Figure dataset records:
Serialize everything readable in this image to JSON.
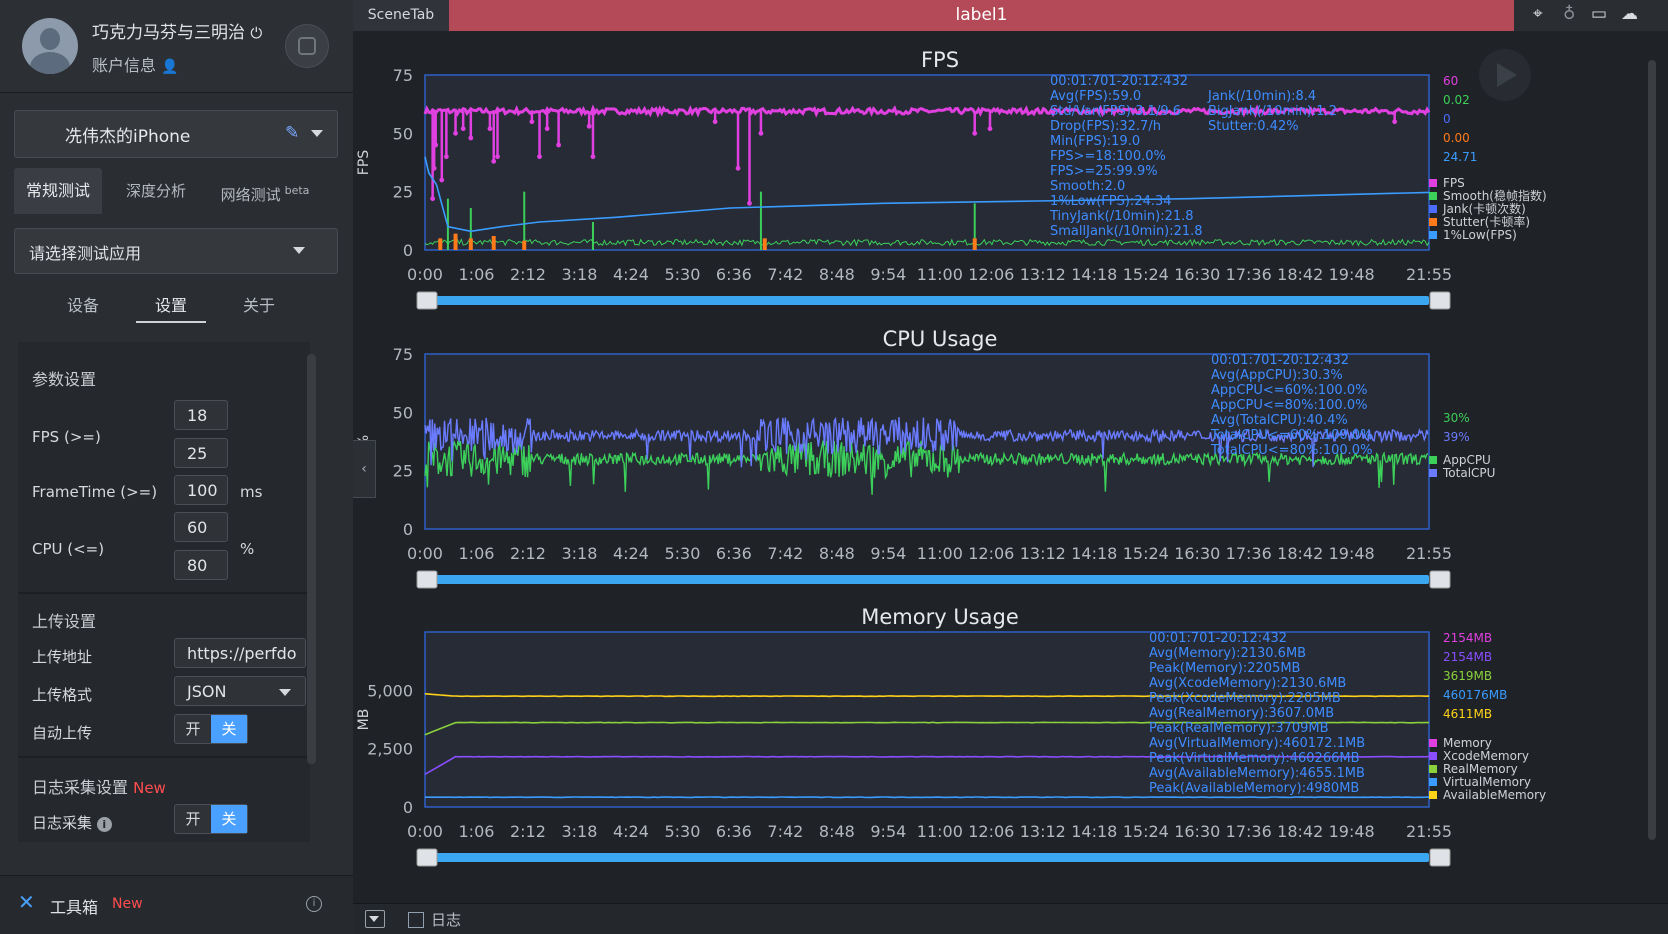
{
  "user": {
    "name": "巧克力马芬与三明治",
    "account_info": "账户信息"
  },
  "device": {
    "name": "冼伟杰的iPhone"
  },
  "main_tabs": [
    {
      "label": "常规测试"
    },
    {
      "label": "深度分析"
    },
    {
      "label": "网络测试",
      "badge": "beta"
    }
  ],
  "app_select": {
    "placeholder": "请选择测试应用"
  },
  "sub_tabs": [
    {
      "label": "设备"
    },
    {
      "label": "设置"
    },
    {
      "label": "关于"
    }
  ],
  "params": {
    "title": "参数设置",
    "fps_label": "FPS (>=)",
    "fps_values": [
      "18",
      "25"
    ],
    "frametime_label": "FrameTime (>=)",
    "frametime_value": "100",
    "frametime_unit": "ms",
    "cpu_label": "CPU (<=)",
    "cpu_values": [
      "60",
      "80"
    ],
    "cpu_unit": "%"
  },
  "upload": {
    "title": "上传设置",
    "addr_label": "上传地址",
    "addr_value": "https://perfdo",
    "format_label": "上传格式",
    "format_value": "JSON",
    "auto_label": "自动上传",
    "on": "开",
    "off": "关"
  },
  "log": {
    "title": "日志采集设置",
    "new": "New",
    "collect_label": "日志采集",
    "on": "开",
    "off": "关"
  },
  "toolbox": {
    "label": "工具箱",
    "new": "New"
  },
  "header": {
    "scene_tab": "SceneTab",
    "label_tab": "label1"
  },
  "bottom": {
    "log_label": "日志"
  },
  "chart_data": [
    {
      "type": "line",
      "title": "FPS",
      "ylabel": "FPS",
      "ylim": [
        0,
        75
      ],
      "yticks": [
        "0",
        "25",
        "50",
        "75"
      ],
      "xticks": [
        "0:00",
        "1:06",
        "2:12",
        "3:18",
        "4:24",
        "5:30",
        "6:36",
        "7:42",
        "8:48",
        "9:54",
        "11:00",
        "12:06",
        "13:12",
        "14:18",
        "15:24",
        "16:30",
        "17:36",
        "18:42",
        "19:48",
        "21:55"
      ],
      "xrange_seconds": [
        0,
        1315
      ],
      "stats": [
        "00:01:701-20:12:432",
        "Avg(FPS):59.0",
        "Std/Var(FPS):3.1/9.6",
        "Drop(FPS):32.7/h",
        "Min(FPS):19.0",
        "FPS>=18:100.0%",
        "FPS>=25:99.9%",
        "Smooth:2.0",
        "1%Low(FPS):24.34",
        "TinyJank(/10min):21.8",
        "SmallJank(/10min):21.8"
      ],
      "stats2": [
        "Jank(/10min):8.4",
        "BigJank(/10min):1.2",
        "Stutter:0.42%"
      ],
      "current_values": [
        {
          "value": "60",
          "color": "#e040e0"
        },
        {
          "value": "0.02",
          "color": "#3ccf5a"
        },
        {
          "value": "0",
          "color": "#4a6cff"
        },
        {
          "value": "0.00",
          "color": "#ff7a1a"
        },
        {
          "value": "24.71",
          "color": "#3a9cff"
        }
      ],
      "series": [
        {
          "name": "FPS",
          "color": "#e040e0",
          "base": 59.5,
          "dips": [
            [
              10,
              22
            ],
            [
              12,
              35
            ],
            [
              14,
              45
            ],
            [
              22,
              30
            ],
            [
              28,
              40
            ],
            [
              40,
              50
            ],
            [
              50,
              52
            ],
            [
              60,
              48
            ],
            [
              85,
              52
            ],
            [
              90,
              38
            ],
            [
              95,
              40
            ],
            [
              140,
              55
            ],
            [
              150,
              40
            ],
            [
              160,
              52
            ],
            [
              175,
              45
            ],
            [
              215,
              53
            ],
            [
              220,
              40
            ],
            [
              380,
              55
            ],
            [
              410,
              35
            ],
            [
              425,
              20
            ],
            [
              440,
              50
            ],
            [
              720,
              50
            ],
            [
              740,
              52
            ],
            [
              1270,
              55
            ]
          ]
        },
        {
          "name": "Smooth(稳帧指数)",
          "color": "#3ccf5a",
          "base": 2,
          "spikes": [
            [
              30,
              22
            ],
            [
              60,
              18
            ],
            [
              130,
              25
            ],
            [
              220,
              12
            ],
            [
              440,
              25
            ],
            [
              720,
              20
            ]
          ]
        },
        {
          "name": "Jank(卡顿次数)",
          "color": "#4a6cff"
        },
        {
          "name": "Stutter(卡顿率)",
          "color": "#ff7a1a",
          "spikes": [
            [
              20,
              5
            ],
            [
              40,
              7
            ],
            [
              60,
              5
            ],
            [
              90,
              6
            ],
            [
              130,
              4
            ],
            [
              445,
              5
            ],
            [
              720,
              5
            ]
          ]
        },
        {
          "name": "1%Low(FPS)",
          "color": "#3a9cff",
          "points": [
            [
              0,
              40
            ],
            [
              5,
              33
            ],
            [
              15,
              28
            ],
            [
              30,
              10
            ],
            [
              60,
              8
            ],
            [
              100,
              10
            ],
            [
              150,
              12
            ],
            [
              250,
              14
            ],
            [
              400,
              18
            ],
            [
              600,
              20
            ],
            [
              800,
              21
            ],
            [
              1000,
              22
            ],
            [
              1315,
              24.7
            ]
          ]
        }
      ]
    },
    {
      "type": "line",
      "title": "CPU Usage",
      "ylabel": "%",
      "ylim": [
        0,
        75
      ],
      "yticks": [
        "0",
        "25",
        "50",
        "75"
      ],
      "xticks": [
        "0:00",
        "1:06",
        "2:12",
        "3:18",
        "4:24",
        "5:30",
        "6:36",
        "7:42",
        "8:48",
        "9:54",
        "11:00",
        "12:06",
        "13:12",
        "14:18",
        "15:24",
        "16:30",
        "17:36",
        "18:42",
        "19:48",
        "21:55"
      ],
      "xrange_seconds": [
        0,
        1315
      ],
      "stats": [
        "00:01:701-20:12:432",
        "Avg(AppCPU):30.3%",
        "AppCPU<=60%:100.0%",
        "AppCPU<=80%:100.0%",
        "Avg(TotalCPU):40.4%",
        "TotalCPU<=60%:100.0%",
        "TotalCPU<=80%:100.0%"
      ],
      "current_values": [
        {
          "value": "30%",
          "color": "#3ccf5a"
        },
        {
          "value": "39%",
          "color": "#6a7bff"
        }
      ],
      "series": [
        {
          "name": "AppCPU",
          "color": "#3ccf5a",
          "base": 30
        },
        {
          "name": "TotalCPU",
          "color": "#6a7bff",
          "base": 40
        }
      ]
    },
    {
      "type": "line",
      "title": "Memory Usage",
      "ylabel": "MB",
      "ylim": [
        0,
        7500
      ],
      "yticks": [
        "0",
        "2,500",
        "5,000"
      ],
      "xticks": [
        "0:00",
        "1:06",
        "2:12",
        "3:18",
        "4:24",
        "5:30",
        "6:36",
        "7:42",
        "8:48",
        "9:54",
        "11:00",
        "12:06",
        "13:12",
        "14:18",
        "15:24",
        "16:30",
        "17:36",
        "18:42",
        "19:48",
        "21:55"
      ],
      "xrange_seconds": [
        0,
        1315
      ],
      "stats": [
        "00:01:701-20:12:432",
        "Avg(Memory):2130.6MB",
        "Peak(Memory):2205MB",
        "Avg(XcodeMemory):2130.6MB",
        "Peak(XcodeMemory):2205MB",
        "Avg(RealMemory):3607.0MB",
        "Peak(RealMemory):3709MB",
        "Avg(VirtualMemory):460172.1MB",
        "Peak(VirtualMemory):460266MB",
        "Avg(AvailableMemory):4655.1MB",
        "Peak(AvailableMemory):4980MB"
      ],
      "current_values": [
        {
          "value": "2154MB",
          "color": "#e040e0"
        },
        {
          "value": "2154MB",
          "color": "#8a4dff"
        },
        {
          "value": "3619MB",
          "color": "#8ad13c"
        },
        {
          "value": "460176MB",
          "color": "#3a9cff"
        },
        {
          "value": "4611MB",
          "color": "#ffd21a"
        }
      ],
      "series": [
        {
          "name": "Memory",
          "color": "#e040e0",
          "base": 2154
        },
        {
          "name": "XcodeMemory",
          "color": "#8a4dff",
          "base": 2154,
          "start": 1400
        },
        {
          "name": "RealMemory",
          "color": "#8ad13c",
          "base": 3619,
          "start": 3100
        },
        {
          "name": "VirtualMemory",
          "color": "#3a9cff",
          "base": 460176
        },
        {
          "name": "AvailableMemory",
          "color": "#ffd21a",
          "base": 4750,
          "start": 4850
        }
      ]
    }
  ]
}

◆ The request ◆
Where a line above includes "RealMemory", copy that line.

◆ Task solution ◆
        "Avg(RealMemory):3607.0MB",
        "Peak(RealMemory):3709MB",
          "name": "RealMemory",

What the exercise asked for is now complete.